■ Exercise details
A single number is the answer here: how many lines of the entries contain "glyph"?

[START Provided data]

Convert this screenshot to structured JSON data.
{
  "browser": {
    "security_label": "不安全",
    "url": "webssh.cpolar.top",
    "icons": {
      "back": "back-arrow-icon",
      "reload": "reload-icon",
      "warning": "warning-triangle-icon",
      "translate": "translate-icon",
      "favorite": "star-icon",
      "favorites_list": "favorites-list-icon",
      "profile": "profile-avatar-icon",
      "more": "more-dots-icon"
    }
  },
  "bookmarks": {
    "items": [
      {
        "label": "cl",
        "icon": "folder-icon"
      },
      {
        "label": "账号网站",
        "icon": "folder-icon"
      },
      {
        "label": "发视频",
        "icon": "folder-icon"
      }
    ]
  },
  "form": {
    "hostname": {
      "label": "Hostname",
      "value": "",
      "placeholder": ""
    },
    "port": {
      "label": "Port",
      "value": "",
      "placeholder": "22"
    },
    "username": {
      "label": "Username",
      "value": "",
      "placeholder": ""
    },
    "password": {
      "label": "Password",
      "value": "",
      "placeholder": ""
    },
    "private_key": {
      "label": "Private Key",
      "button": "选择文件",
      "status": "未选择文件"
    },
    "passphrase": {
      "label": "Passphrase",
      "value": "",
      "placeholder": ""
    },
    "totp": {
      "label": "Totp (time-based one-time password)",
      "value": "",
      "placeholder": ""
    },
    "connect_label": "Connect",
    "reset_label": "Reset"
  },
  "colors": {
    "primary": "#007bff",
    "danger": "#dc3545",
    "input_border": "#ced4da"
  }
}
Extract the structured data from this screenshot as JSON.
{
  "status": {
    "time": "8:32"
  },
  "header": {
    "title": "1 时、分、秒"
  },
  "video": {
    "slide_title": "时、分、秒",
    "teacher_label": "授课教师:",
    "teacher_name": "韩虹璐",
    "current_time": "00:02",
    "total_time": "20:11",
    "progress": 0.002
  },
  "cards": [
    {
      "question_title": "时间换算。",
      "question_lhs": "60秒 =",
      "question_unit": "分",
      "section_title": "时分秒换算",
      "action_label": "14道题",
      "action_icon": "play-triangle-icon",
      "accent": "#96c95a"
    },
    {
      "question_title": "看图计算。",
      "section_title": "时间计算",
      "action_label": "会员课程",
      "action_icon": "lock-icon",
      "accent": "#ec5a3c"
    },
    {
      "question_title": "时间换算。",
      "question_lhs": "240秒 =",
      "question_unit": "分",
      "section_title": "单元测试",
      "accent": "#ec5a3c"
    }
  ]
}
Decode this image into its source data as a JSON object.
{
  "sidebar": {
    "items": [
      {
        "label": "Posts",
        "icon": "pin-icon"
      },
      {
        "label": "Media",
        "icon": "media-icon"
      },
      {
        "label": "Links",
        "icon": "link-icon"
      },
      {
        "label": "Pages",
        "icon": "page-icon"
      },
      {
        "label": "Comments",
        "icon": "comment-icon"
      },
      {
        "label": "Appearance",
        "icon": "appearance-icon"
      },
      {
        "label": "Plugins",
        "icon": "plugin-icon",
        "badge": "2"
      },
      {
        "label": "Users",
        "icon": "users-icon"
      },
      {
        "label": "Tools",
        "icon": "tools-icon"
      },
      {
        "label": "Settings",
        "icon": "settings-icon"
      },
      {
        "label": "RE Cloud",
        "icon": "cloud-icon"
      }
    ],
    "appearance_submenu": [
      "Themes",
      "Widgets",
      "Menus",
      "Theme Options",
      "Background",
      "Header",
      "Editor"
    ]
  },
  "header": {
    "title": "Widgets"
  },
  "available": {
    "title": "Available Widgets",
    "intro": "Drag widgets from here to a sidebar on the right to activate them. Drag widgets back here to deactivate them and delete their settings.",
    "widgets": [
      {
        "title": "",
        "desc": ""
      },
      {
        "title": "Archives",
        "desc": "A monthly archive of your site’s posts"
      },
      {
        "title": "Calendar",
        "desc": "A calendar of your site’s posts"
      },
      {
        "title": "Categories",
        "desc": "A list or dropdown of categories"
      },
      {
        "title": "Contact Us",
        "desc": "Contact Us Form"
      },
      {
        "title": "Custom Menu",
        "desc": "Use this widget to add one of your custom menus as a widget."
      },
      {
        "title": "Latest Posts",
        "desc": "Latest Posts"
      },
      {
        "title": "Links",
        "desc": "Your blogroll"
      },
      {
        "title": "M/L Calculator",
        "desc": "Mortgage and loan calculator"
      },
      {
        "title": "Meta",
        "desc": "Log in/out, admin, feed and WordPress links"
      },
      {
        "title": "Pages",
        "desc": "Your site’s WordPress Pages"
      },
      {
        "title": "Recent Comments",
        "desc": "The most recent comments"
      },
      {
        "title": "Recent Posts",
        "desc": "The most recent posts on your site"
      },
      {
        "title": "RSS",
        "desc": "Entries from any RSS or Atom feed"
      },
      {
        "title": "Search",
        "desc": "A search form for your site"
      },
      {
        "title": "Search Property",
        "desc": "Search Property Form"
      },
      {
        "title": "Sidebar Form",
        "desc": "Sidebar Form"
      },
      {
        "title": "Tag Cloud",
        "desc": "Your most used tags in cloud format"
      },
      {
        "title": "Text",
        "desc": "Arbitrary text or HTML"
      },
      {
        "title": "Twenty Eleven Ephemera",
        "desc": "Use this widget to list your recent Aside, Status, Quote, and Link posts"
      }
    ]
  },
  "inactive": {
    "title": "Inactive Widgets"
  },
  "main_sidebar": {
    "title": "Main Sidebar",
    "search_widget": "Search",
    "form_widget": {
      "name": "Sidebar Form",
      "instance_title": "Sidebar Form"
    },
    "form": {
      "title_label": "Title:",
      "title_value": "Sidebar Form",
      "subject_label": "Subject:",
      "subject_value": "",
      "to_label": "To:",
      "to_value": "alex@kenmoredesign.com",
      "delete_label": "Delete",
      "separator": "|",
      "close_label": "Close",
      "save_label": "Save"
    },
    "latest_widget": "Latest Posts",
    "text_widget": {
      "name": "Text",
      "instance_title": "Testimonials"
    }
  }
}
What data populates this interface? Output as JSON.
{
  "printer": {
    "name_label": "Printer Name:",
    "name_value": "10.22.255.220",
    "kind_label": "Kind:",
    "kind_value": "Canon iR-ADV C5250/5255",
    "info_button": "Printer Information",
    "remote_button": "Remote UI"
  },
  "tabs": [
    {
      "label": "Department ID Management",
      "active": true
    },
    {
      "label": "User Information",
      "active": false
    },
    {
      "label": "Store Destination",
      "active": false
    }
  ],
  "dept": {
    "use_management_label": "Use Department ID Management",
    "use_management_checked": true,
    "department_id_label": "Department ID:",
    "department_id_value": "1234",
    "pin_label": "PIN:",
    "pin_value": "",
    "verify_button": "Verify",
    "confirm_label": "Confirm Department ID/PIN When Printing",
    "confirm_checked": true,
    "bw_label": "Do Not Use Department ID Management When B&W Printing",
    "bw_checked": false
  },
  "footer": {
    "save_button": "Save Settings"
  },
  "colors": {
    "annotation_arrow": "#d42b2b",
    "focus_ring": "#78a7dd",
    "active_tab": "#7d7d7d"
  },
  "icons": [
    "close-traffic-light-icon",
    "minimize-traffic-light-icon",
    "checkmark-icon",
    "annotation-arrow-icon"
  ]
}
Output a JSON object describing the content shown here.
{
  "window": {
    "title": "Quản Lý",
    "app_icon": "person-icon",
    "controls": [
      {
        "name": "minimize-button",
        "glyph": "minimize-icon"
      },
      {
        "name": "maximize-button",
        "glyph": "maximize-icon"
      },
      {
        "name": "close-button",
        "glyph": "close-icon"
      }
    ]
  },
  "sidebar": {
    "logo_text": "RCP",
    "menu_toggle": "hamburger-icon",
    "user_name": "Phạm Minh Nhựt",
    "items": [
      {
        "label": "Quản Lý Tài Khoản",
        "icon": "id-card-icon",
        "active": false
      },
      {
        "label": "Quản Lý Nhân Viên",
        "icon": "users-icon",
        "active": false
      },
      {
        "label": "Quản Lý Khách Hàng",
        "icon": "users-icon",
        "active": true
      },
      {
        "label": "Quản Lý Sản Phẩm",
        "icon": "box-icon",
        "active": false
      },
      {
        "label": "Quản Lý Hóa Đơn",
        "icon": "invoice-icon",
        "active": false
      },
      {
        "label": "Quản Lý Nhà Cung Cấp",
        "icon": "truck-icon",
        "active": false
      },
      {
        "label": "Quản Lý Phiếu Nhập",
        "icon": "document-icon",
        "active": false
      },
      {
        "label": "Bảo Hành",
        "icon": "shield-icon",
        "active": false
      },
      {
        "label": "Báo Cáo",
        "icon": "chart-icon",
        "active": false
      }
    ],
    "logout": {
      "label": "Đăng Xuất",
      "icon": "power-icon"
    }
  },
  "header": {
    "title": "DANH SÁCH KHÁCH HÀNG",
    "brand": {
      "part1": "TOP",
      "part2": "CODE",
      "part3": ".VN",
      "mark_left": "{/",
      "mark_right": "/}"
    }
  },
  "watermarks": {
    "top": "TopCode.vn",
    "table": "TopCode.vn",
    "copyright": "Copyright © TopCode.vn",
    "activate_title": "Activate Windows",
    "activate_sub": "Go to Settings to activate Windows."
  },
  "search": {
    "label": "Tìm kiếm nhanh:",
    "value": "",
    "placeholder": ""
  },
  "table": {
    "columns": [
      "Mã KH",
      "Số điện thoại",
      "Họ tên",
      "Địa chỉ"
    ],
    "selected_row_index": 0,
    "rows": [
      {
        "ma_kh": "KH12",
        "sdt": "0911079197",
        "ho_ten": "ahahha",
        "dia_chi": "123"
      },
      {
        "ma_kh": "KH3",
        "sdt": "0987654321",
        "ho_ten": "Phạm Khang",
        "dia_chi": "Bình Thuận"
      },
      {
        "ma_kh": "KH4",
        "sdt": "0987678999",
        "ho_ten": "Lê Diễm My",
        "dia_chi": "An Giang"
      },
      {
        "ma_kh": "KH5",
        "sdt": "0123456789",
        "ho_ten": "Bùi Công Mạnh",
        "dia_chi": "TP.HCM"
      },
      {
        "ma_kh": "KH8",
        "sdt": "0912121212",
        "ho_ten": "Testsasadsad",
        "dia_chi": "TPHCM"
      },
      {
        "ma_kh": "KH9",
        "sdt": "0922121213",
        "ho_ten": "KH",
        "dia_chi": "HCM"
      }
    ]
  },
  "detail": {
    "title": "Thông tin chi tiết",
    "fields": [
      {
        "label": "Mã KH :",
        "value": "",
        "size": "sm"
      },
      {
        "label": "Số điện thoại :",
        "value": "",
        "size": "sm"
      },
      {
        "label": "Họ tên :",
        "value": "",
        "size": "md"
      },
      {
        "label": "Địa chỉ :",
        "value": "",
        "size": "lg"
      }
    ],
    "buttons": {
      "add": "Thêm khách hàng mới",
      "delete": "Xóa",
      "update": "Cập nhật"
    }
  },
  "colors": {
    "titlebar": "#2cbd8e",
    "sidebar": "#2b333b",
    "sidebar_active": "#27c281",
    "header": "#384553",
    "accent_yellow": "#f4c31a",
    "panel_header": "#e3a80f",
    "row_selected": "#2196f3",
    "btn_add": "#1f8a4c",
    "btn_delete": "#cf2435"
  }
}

[END Provided data]

■ Solution for this problem
3